[Exercise prompt] Print out the entries below with no edits.

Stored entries
-=-=-
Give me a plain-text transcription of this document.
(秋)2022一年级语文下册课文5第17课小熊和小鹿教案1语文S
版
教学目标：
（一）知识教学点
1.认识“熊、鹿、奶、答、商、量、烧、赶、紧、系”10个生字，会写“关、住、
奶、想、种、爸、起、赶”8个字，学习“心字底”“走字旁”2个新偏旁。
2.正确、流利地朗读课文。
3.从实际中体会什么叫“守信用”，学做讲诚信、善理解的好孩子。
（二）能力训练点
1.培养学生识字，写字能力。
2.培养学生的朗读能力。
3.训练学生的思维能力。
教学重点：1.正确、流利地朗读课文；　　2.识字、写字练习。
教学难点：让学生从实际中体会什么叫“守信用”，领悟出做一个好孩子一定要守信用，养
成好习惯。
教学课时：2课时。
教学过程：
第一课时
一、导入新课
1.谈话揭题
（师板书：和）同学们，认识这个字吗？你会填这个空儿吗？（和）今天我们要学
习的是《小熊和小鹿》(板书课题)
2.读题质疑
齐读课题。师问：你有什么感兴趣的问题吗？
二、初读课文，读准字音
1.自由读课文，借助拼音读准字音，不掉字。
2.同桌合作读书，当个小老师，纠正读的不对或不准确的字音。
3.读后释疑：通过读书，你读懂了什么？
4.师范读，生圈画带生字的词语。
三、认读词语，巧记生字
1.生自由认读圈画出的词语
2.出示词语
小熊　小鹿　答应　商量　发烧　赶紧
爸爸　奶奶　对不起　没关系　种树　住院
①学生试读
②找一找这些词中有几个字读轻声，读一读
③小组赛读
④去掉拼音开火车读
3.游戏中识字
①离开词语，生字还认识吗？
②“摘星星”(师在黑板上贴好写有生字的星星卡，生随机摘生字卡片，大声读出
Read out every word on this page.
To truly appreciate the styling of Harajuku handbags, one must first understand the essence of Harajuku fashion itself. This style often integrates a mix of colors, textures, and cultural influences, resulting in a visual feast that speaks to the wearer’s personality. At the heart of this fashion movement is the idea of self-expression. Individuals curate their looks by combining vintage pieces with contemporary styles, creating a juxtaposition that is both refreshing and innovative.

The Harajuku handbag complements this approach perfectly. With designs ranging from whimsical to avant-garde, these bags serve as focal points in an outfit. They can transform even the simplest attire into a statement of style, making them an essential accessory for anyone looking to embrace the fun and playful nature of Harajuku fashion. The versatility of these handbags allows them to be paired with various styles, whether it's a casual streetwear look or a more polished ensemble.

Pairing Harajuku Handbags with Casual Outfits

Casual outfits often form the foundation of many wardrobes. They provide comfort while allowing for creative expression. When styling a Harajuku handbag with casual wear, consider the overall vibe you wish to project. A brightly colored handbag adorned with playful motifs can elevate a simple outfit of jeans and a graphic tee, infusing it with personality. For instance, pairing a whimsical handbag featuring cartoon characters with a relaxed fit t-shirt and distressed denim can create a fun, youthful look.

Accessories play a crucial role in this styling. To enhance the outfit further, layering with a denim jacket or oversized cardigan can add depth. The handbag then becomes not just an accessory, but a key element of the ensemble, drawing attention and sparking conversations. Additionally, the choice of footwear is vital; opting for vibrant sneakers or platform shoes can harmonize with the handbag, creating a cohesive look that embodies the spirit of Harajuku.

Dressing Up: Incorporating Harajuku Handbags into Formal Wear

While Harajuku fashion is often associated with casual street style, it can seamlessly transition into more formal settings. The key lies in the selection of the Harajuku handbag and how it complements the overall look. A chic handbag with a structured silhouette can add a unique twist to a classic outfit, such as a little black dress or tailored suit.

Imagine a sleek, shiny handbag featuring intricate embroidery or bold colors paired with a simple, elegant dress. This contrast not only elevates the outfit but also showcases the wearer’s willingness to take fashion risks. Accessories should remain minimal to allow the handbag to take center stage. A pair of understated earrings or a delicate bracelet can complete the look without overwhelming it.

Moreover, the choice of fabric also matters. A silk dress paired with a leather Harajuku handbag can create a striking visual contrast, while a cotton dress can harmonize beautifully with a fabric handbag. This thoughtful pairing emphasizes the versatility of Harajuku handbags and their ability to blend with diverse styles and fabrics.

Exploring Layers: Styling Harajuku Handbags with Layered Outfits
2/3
-=-=-
[Solution to this exercise]
Give me a plain-text transcription of this document.
(秋)2022一年级语文下册课文5第17课小熊和小鹿教案1语文S
版
教学目标：
（一）知识教学点
1.认识“熊、鹿、奶、答、商、量、烧、赶、紧、系”10个生字，会写“关、住、
奶、想、种、爸、起、赶”8个字，学习“心字底”“走字旁”2个新偏旁。
2.正确、流利地朗读课文。
3.从实际中体会什么叫“守信用”，学做讲诚信、善理解的好孩子。
（二）能力训练点
1.培养学生识字，写字能力。
2.培养学生的朗读能力。
3.训练学生的思维能力。
教学重点：1.正确、流利地朗读课文；　　2.识字、写字练习。
教学难点：让学生从实际中体会什么叫“守信用”，领悟出做一个好孩子一定要守信用，养
成好习惯。
教学课时：2课时。
教学过程：
第一课时
一、导入新课
1.谈话揭题
（师板书：和）同学们，认识这个字吗？你会填这个空儿吗？（和）今天我们要学
习的是《小熊和小鹿》(板书课题)
2.读题质疑
齐读课题。师问：你有什么感兴趣的问题吗？
二、初读课文，读准字音
1.自由读课文，借助拼音读准字音，不掉字。
2.同桌合作读书，当个小老师，纠正读的不对或不准确的字音。
3.读后释疑：通过读书，你读懂了什么？
4.师范读，生圈画带生字的词语。
三、认读词语，巧记生字
1.生自由认读圈画出的词语
2.出示词语
小熊　小鹿　答应　商量　发烧　赶紧
爸爸　奶奶　对不起　没关系　种树　住院
①学生试读
②找一找这些词中有几个字读轻声，读一读
③小组赛读
④去掉拼音开火车读
3.游戏中识字
①离开词语，生字还认识吗？
②“摘星星”(师在黑板上贴好写有生字的星星卡，生随机摘生字卡片，大声读出
Read out every word on this page.
To truly appreciate the styling of Harajuku handbags, one must first understand the essence of Harajuku fashion itself. This style often integrates a mix of colors, textures, and cultural influences, resulting in a visual feast that speaks to the wearer’s personality. At the heart of this fashion movement is the idea of self-expression. Individuals curate their looks by combining vintage pieces with contemporary styles, creating a juxtaposition that is both refreshing and innovative.

The Harajuku handbag complements this approach perfectly. With designs ranging from whimsical to avant-garde, these bags serve as focal points in an outfit. They can transform even the simplest attire into a statement of style, making them an essential accessory for anyone looking to embrace the fun and playful nature of Harajuku fashion. The versatility of these handbags allows them to be paired with various styles, whether it's a casual streetwear look or a more polished ensemble.

Pairing Harajuku Handbags with Casual Outfits

Casual outfits often form the foundation of many wardrobes. They provide comfort while allowing for creative expression. When styling a Harajuku handbag with casual wear, consider the overall vibe you wish to project. A brightly colored handbag adorned with playful motifs can elevate a simple outfit of jeans and a graphic tee, infusing it with personality. For instance, pairing a whimsical handbag featuring cartoon characters with a relaxed fit t-shirt and distressed denim can create a fun, youthful look.

Accessories play a crucial role in this styling. To enhance the outfit further, layering with a denim jacket or oversized cardigan can add depth. The handbag then becomes not just an accessory, but a key element of the ensemble, drawing attention and sparking conversations. Additionally, the choice of footwear is vital; opting for vibrant sneakers or platform shoes can harmonize with the handbag, creating a cohesive look that embodies the spirit of Harajuku.

Dressing Up: Incorporating Harajuku Handbags into Formal Wear

While Harajuku fashion is often associated with casual street style, it can seamlessly transition into more formal settings. The key lies in the selection of the Harajuku handbag and how it complements the overall look. A chic handbag with a structured silhouette can add a unique twist to a classic outfit, such as a little black dress or tailored suit.

Imagine a sleek, shiny handbag featuring intricate embroidery or bold colors paired with a simple, elegant dress. This contrast not only elevates the outfit but also showcases the wearer’s willingness to take fashion risks. Accessories should remain minimal to allow the handbag to take center stage. A pair of understated earrings or a delicate bracelet can complete the look without overwhelming it.

Moreover, the choice of fabric also matters. A silk dress paired with a leather Harajuku handbag can create a striking visual contrast, while a cotton dress can harmonize beautifully with a fabric handbag. This thoughtful pairing emphasizes the versatility of Harajuku handbags and their ability to blend with diverse styles and fabrics.

Exploring Layers: Styling Harajuku Handbags with Layered Outfits
2/3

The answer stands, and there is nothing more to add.